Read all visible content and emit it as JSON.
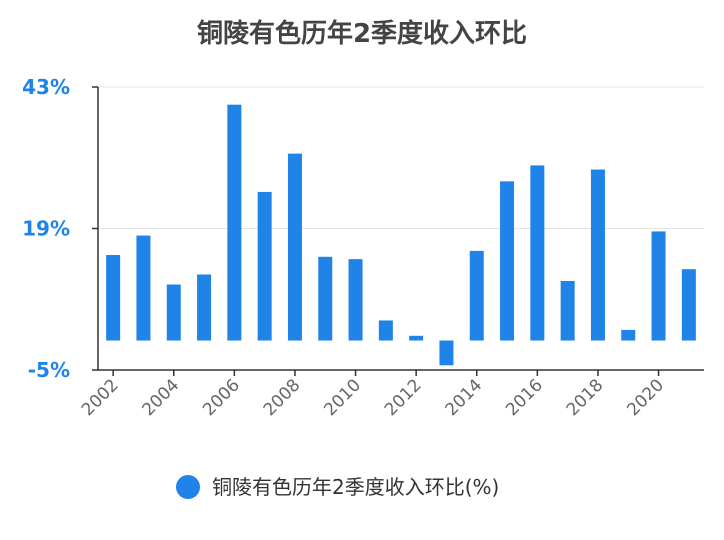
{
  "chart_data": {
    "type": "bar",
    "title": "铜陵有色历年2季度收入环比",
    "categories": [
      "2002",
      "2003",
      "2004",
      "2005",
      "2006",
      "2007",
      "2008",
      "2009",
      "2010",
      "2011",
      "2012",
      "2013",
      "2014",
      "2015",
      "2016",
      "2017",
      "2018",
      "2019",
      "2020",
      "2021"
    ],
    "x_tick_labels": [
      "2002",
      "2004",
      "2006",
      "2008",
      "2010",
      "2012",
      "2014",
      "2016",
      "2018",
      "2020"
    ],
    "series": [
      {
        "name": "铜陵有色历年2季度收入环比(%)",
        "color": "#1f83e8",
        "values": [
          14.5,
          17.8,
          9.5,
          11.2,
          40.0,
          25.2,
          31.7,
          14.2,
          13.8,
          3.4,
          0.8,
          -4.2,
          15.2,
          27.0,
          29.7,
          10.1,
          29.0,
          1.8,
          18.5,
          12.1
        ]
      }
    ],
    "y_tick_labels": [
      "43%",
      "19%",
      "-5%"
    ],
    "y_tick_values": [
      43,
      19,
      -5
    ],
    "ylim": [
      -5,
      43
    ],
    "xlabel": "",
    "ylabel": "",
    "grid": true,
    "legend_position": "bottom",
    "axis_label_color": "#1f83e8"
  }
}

┄┄┄┄┄┄┄┄┄┄

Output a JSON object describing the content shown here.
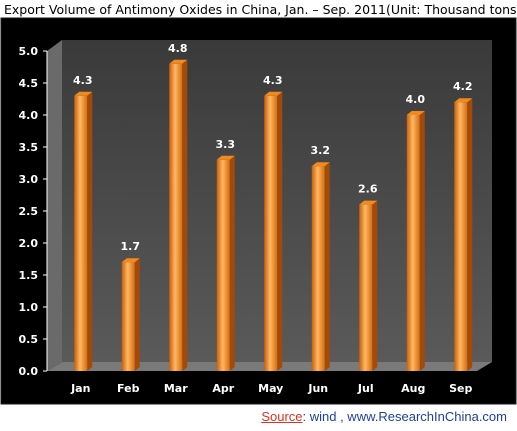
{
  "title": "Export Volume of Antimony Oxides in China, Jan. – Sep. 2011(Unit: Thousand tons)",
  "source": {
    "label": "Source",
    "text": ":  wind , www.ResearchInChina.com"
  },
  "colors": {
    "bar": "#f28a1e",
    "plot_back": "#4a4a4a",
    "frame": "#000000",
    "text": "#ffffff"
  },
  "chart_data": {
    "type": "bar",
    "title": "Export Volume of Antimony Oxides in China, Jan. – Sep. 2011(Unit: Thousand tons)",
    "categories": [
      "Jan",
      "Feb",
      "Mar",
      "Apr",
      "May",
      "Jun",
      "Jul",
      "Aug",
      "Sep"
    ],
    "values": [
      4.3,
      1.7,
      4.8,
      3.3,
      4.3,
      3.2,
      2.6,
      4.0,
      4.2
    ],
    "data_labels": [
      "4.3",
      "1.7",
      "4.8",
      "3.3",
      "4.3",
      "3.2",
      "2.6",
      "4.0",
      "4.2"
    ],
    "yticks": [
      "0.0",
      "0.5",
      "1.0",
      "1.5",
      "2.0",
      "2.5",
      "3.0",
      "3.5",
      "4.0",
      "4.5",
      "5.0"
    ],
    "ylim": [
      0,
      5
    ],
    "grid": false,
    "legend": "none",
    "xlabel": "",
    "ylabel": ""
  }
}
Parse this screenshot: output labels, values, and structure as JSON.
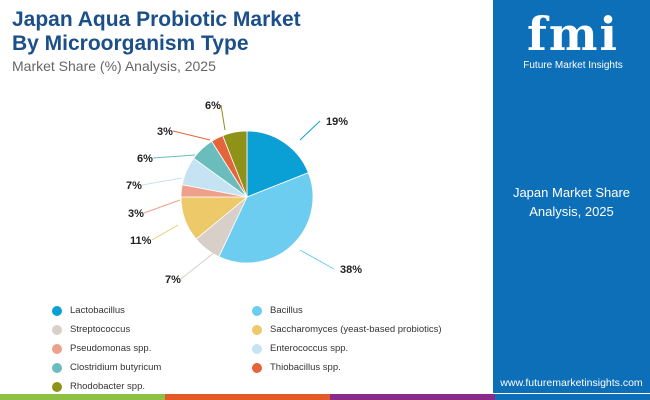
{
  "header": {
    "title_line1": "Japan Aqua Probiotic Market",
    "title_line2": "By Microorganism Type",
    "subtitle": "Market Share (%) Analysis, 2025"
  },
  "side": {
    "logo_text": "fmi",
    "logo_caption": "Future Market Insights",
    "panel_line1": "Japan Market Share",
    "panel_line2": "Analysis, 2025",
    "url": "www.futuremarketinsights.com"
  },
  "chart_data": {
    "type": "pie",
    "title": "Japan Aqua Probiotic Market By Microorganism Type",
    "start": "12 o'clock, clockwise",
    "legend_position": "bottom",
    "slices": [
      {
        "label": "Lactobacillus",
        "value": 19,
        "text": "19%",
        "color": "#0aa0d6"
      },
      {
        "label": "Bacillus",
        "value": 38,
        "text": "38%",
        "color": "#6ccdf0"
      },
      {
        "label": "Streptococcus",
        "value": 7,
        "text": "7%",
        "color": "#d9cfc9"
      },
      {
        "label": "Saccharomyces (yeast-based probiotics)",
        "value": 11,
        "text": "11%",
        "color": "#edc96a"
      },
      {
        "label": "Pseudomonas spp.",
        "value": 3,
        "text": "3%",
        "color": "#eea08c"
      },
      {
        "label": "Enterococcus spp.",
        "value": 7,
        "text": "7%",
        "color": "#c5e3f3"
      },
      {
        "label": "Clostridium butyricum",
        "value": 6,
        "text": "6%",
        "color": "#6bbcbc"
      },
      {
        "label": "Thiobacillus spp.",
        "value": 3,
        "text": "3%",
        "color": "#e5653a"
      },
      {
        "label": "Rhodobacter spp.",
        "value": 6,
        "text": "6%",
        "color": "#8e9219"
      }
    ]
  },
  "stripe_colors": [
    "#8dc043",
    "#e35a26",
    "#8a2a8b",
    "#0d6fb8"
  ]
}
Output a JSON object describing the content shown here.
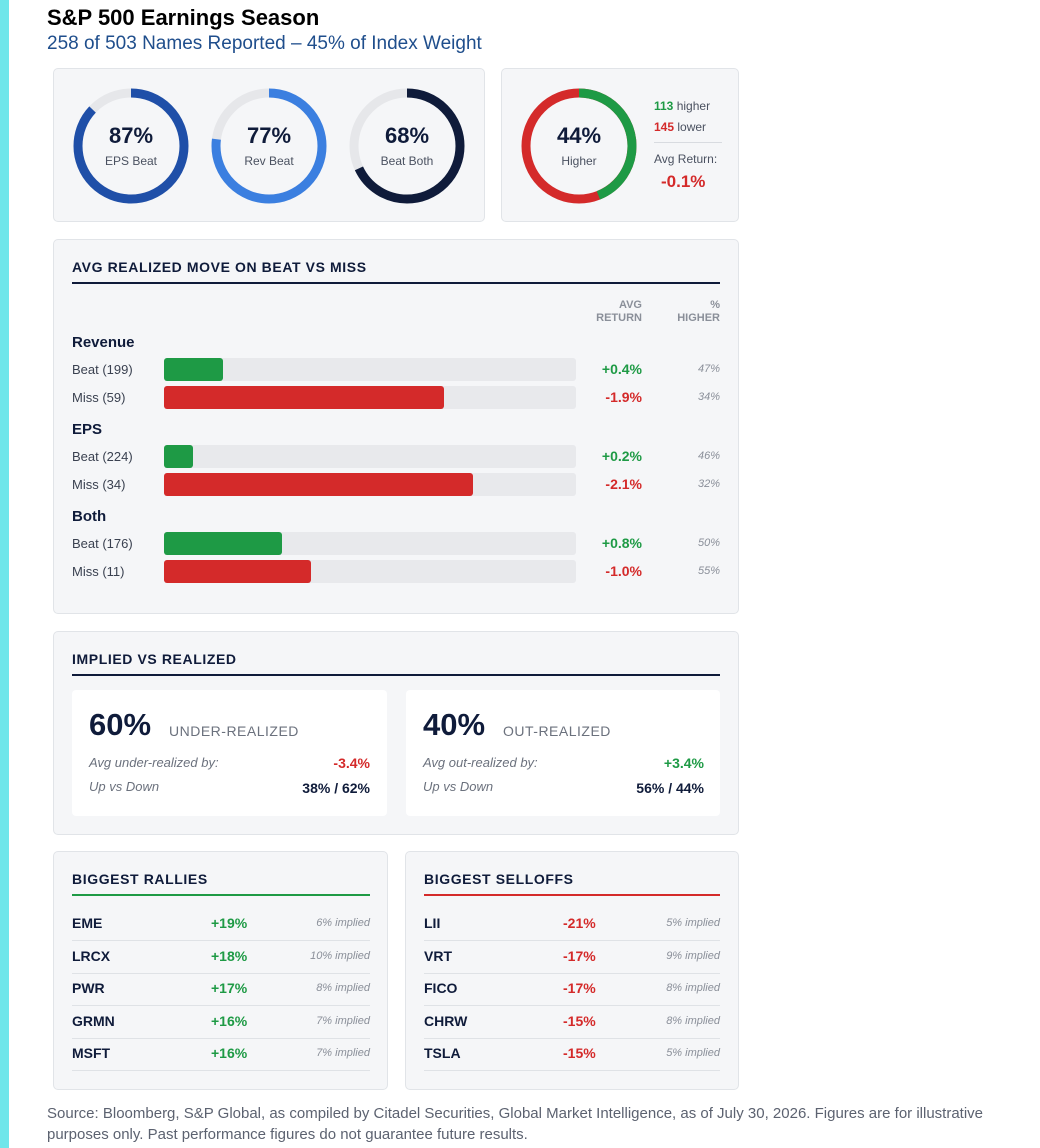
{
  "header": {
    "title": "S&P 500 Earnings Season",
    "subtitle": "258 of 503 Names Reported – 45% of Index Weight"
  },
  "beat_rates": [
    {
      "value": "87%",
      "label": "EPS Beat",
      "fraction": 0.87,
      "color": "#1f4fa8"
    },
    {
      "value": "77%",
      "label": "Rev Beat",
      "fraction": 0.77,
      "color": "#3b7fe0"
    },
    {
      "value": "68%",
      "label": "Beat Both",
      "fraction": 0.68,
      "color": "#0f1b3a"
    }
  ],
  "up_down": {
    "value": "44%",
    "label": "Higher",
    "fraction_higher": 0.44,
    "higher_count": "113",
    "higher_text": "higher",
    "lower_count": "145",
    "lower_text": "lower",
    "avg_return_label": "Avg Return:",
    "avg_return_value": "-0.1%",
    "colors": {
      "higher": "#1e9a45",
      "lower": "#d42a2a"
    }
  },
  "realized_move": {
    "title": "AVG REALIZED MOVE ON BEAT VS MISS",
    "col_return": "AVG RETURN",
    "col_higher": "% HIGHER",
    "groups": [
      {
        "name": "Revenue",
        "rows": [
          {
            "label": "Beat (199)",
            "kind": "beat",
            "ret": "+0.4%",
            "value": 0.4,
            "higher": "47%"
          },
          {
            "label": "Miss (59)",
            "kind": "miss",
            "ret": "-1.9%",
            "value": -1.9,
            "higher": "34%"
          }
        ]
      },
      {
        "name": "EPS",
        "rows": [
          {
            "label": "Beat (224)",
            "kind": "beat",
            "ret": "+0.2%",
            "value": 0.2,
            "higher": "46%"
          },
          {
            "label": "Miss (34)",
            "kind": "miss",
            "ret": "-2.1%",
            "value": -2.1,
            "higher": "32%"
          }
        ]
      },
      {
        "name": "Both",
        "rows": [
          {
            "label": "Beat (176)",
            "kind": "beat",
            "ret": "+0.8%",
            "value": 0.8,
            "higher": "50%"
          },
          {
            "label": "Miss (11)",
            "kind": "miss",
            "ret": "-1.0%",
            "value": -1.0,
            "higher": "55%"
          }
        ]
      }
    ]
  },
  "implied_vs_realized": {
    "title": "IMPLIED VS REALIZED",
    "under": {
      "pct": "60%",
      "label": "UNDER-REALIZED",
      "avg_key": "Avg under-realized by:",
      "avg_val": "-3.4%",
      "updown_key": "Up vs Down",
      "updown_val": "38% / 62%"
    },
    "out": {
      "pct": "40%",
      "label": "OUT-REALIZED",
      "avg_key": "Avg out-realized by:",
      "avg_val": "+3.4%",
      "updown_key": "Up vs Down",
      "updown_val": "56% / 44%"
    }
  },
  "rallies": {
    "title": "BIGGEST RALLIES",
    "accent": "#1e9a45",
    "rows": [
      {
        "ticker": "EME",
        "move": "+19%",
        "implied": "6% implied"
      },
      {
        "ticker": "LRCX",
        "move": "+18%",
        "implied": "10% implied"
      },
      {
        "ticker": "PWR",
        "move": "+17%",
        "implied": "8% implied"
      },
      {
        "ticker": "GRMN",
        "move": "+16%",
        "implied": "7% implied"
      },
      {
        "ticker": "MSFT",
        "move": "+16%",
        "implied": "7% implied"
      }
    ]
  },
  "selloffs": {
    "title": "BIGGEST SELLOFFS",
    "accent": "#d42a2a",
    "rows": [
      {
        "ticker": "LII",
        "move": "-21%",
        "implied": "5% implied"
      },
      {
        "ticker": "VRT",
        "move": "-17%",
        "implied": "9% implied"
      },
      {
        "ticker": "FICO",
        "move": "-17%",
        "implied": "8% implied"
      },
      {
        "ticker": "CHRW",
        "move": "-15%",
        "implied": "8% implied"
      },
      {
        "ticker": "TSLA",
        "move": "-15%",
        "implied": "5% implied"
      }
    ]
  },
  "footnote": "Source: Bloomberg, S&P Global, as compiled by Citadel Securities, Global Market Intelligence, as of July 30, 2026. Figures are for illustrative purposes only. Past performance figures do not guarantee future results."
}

┄┄┄┄┄┄┄┄┄┄

*REQUIRED WORK:* Using the data above, copy each line that contains "Aqua".

*SOLUTION TO THIS TASK:*
    "title_line1": "Japan Aqua Probiotic Market",
    "title": "Japan Aqua Probiotic Market By Microorganism Type",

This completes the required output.